| WRITTEN PROBLEM |
Repeat the entries below exactly as they appear, with no pictures.

(Figure dataset records)
====
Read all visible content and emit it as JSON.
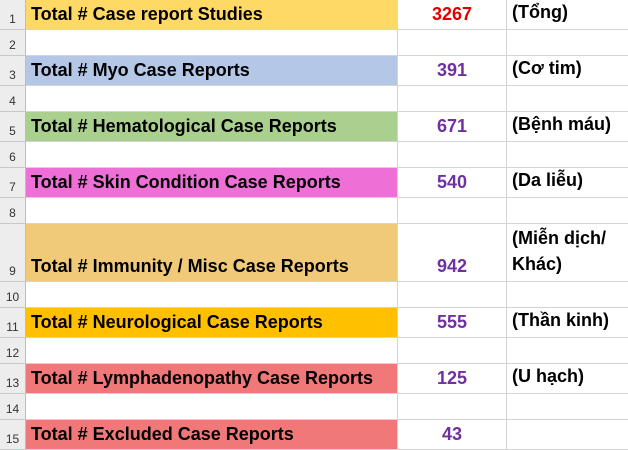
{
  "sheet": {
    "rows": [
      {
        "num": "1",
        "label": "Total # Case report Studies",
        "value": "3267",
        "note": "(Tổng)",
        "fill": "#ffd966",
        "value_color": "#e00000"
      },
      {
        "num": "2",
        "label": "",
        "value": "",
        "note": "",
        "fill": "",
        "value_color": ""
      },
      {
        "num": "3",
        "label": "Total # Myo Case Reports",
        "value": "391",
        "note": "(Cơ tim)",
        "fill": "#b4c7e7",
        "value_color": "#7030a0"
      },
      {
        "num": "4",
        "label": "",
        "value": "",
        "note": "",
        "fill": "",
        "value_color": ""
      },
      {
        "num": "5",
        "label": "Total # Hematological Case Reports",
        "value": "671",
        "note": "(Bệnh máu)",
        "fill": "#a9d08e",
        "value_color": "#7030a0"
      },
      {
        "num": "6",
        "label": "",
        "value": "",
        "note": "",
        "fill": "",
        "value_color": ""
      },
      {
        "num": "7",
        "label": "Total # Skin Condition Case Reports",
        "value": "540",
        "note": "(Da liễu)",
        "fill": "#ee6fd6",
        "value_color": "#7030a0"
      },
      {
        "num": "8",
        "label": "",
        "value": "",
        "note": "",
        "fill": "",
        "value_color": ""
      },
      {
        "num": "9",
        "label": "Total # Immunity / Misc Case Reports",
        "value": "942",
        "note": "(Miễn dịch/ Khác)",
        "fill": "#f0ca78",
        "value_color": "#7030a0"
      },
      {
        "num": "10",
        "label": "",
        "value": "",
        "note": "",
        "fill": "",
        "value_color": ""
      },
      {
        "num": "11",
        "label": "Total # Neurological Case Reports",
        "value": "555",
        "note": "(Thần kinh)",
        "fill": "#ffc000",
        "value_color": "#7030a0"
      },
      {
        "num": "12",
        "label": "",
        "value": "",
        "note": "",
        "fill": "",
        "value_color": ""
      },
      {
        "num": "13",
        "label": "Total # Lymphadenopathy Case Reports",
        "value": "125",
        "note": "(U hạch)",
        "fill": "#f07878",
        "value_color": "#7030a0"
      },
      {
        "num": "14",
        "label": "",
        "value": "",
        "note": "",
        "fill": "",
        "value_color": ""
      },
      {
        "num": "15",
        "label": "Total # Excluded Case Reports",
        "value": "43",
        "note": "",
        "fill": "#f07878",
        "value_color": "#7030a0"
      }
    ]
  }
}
====
| TASK OUTPUT |
Read all visible content and emit it as JSON.
{
  "sheet": {
    "rows": [
      {
        "num": "1",
        "label": "Total # Case report Studies",
        "value": "3267",
        "note": "(Tổng)",
        "fill": "#ffd966",
        "value_color": "#e00000"
      },
      {
        "num": "2",
        "label": "",
        "value": "",
        "note": "",
        "fill": "",
        "value_color": ""
      },
      {
        "num": "3",
        "label": "Total # Myo Case Reports",
        "value": "391",
        "note": "(Cơ tim)",
        "fill": "#b4c7e7",
        "value_color": "#7030a0"
      },
      {
        "num": "4",
        "label": "",
        "value": "",
        "note": "",
        "fill": "",
        "value_color": ""
      },
      {
        "num": "5",
        "label": "Total # Hematological Case Reports",
        "value": "671",
        "note": "(Bệnh máu)",
        "fill": "#a9d08e",
        "value_color": "#7030a0"
      },
      {
        "num": "6",
        "label": "",
        "value": "",
        "note": "",
        "fill": "",
        "value_color": ""
      },
      {
        "num": "7",
        "label": "Total # Skin Condition Case Reports",
        "value": "540",
        "note": "(Da liễu)",
        "fill": "#ee6fd6",
        "value_color": "#7030a0"
      },
      {
        "num": "8",
        "label": "",
        "value": "",
        "note": "",
        "fill": "",
        "value_color": ""
      },
      {
        "num": "9",
        "label": "Total # Immunity / Misc Case Reports",
        "value": "942",
        "note": "(Miễn dịch/ Khác)",
        "fill": "#f0ca78",
        "value_color": "#7030a0"
      },
      {
        "num": "10",
        "label": "",
        "value": "",
        "note": "",
        "fill": "",
        "value_color": ""
      },
      {
        "num": "11",
        "label": "Total # Neurological Case Reports",
        "value": "555",
        "note": "(Thần kinh)",
        "fill": "#ffc000",
        "value_color": "#7030a0"
      },
      {
        "num": "12",
        "label": "",
        "value": "",
        "note": "",
        "fill": "",
        "value_color": ""
      },
      {
        "num": "13",
        "label": "Total # Lymphadenopathy Case Reports",
        "value": "125",
        "note": "(U hạch)",
        "fill": "#f07878",
        "value_color": "#7030a0"
      },
      {
        "num": "14",
        "label": "",
        "value": "",
        "note": "",
        "fill": "",
        "value_color": ""
      },
      {
        "num": "15",
        "label": "Total # Excluded Case Reports",
        "value": "43",
        "note": "",
        "fill": "#f07878",
        "value_color": "#7030a0"
      }
    ]
  }
}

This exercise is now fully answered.